— START OF Records supplied —

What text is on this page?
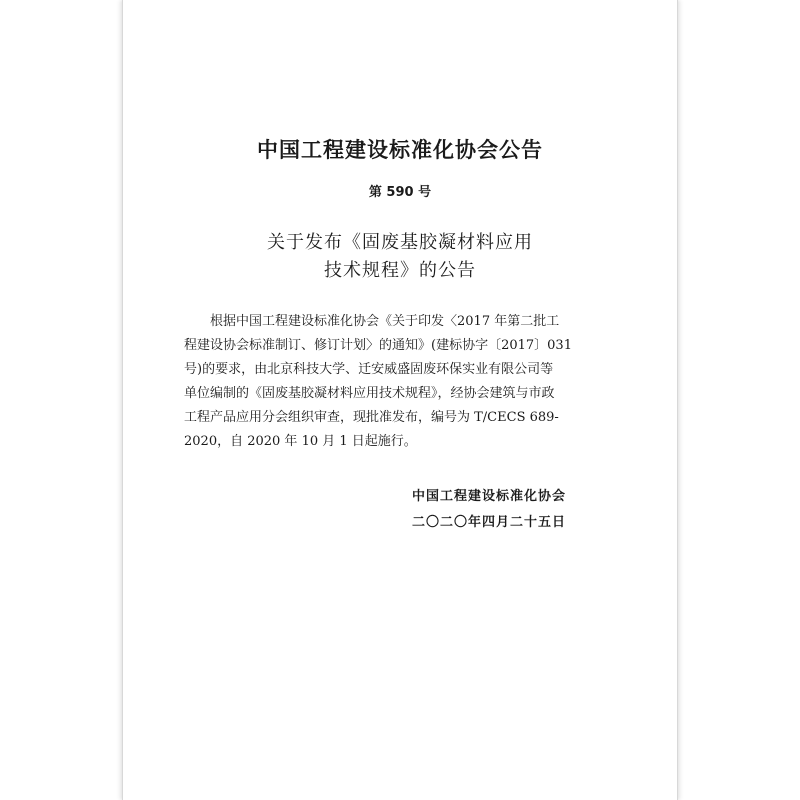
中国工程建设标准化协会公告
第 590 号
关于发布《固废基胶凝材料应用
技术规程》的公告
根据中国工程建设标准化协会《关于印发〈2017 年第二批工
程建设协会标准制订、修订计划〉的通知》(建标协字〔2017〕031
号)的要求，由北京科技大学、迁安威盛固废环保实业有限公司等
单位编制的《固废基胶凝材料应用技术规程》，经协会建筑与市政
工程产品应用分会组织审查，现批准发布，编号为 T/CECS 689-
2020，自 2020 年 10 月 1 日起施行。
中国工程建设标准化协会
二〇二〇年四月二十五日
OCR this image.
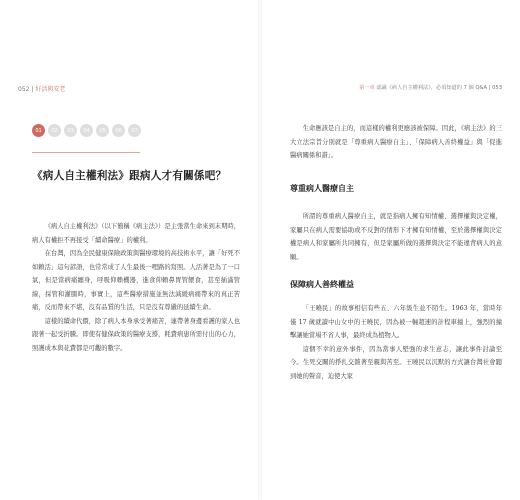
052 | 好活與安老
01	02	03	04	05	06	07
《病人自主權利法》跟病人才有關係吧？

《病人自主權利法》（以下簡稱《病主法》）是主張當生命來到末期時，病人有權拒不再接受「續命醫療」的權利。

在台灣，因為全民健康保險政策與醫療環境的高技術水平，讓「好死不如賴活」這句諺語，也常常成了人生最後一哩路的寫照。人活著是為了一口氣，但是當病痛纏身，呼吸仰賴機器，進食仰賴鼻胃管餵食，甚至插滿管線，採管和灌腸時，事實上，這些醫療措施並無法減緩病痛帶來的真正苦痛，反而帶來不堪，沒有品質的生活，只是沒有尊嚴的延續生命。

這樣的續命代價，除了病人本身承受著痛苦，連帶著身邊看護的家人也跟著一起受折騰。即使有健保政策的醫療支撐，耗費病患所需付出的心力，照護成本與花費都是可觀的數字。

第一章 認識《病人自主權利法》，必須知道的 7 個 Q&A | 053

生命應該是自主的，而這樣的權利更應該被保障。因此，《病主法》的三大立法宗旨分別就是「尊重病人醫療自主」、「保障病人善終權益」與「促進醫病關係和諧」。

尊重病人醫療自主

所謂的尊重病人醫療自主，就是指病人擁有知情權、選擇權與決定權，家屬只在病人需要協助或不反對的情形下才擁有知情權，至於選擇權與決定權是病人和家屬所共同擁有，但是家屬所做的選擇與決定不能違背病人的意願。

保障病人善終權益

「王曉民」的故事相信有些五、六年級生並不陌生。1963 年，當時年僅 17 歲就讀中山女中的王曉民，因為被一輛超速的計程車撞上，強烈的撞擊讓她當場不省人事，最終成為植物人。

這個不幸的意外事件，因為當事人堅強的求生意志，讓此事件討論至今。生死交關的掙扎交雜著至親與苦至。王曉民以沉默的方式讓台灣社會聽到她的聲音，迫使大家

— END OF Records supplied —

What is expected — Repeat the material above verbatim, with no pictures in the output.

Final answer —
What text is on this page?
中国工程建设标准化协会公告
第 590 号
关于发布《固废基胶凝材料应用
技术规程》的公告
根据中国工程建设标准化协会《关于印发〈2017 年第二批工
程建设协会标准制订、修订计划〉的通知》(建标协字〔2017〕031
号)的要求，由北京科技大学、迁安威盛固废环保实业有限公司等
单位编制的《固废基胶凝材料应用技术规程》，经协会建筑与市政
工程产品应用分会组织审查，现批准发布，编号为 T/CECS 689-
2020，自 2020 年 10 月 1 日起施行。
中国工程建设标准化协会
二〇二〇年四月二十五日
OCR this image.
052 | 好活與安老
01	02	03	04	05	06	07
《病人自主權利法》跟病人才有關係吧？

《病人自主權利法》（以下簡稱《病主法》）是主張當生命來到末期時，病人有權拒不再接受「續命醫療」的權利。

在台灣，因為全民健康保險政策與醫療環境的高技術水平，讓「好死不如賴活」這句諺語，也常常成了人生最後一哩路的寫照。人活著是為了一口氣，但是當病痛纏身，呼吸仰賴機器，進食仰賴鼻胃管餵食，甚至插滿管線，採管和灌腸時，事實上，這些醫療措施並無法減緩病痛帶來的真正苦痛，反而帶來不堪，沒有品質的生活，只是沒有尊嚴的延續生命。

這樣的續命代價，除了病人本身承受著痛苦，連帶著身邊看護的家人也跟著一起受折騰。即使有健保政策的醫療支撐，耗費病患所需付出的心力，照護成本與花費都是可觀的數字。

第一章 認識《病人自主權利法》，必須知道的 7 個 Q&A | 053

生命應該是自主的，而這樣的權利更應該被保障。因此，《病主法》的三大立法宗旨分別就是「尊重病人醫療自主」、「保障病人善終權益」與「促進醫病關係和諧」。

尊重病人醫療自主

所謂的尊重病人醫療自主，就是指病人擁有知情權、選擇權與決定權，家屬只在病人需要協助或不反對的情形下才擁有知情權，至於選擇權與決定權是病人和家屬所共同擁有，但是家屬所做的選擇與決定不能違背病人的意願。

保障病人善終權益

「王曉民」的故事相信有些五、六年級生並不陌生。1963 年，當時年僅 17 歲就讀中山女中的王曉民，因為被一輛超速的計程車撞上，強烈的撞擊讓她當場不省人事，最終成為植物人。

這個不幸的意外事件，因為當事人堅強的求生意志，讓此事件討論至今。生死交關的掙扎交雜著至親與苦至。王曉民以沉默的方式讓台灣社會聽到她的聲音，迫使大家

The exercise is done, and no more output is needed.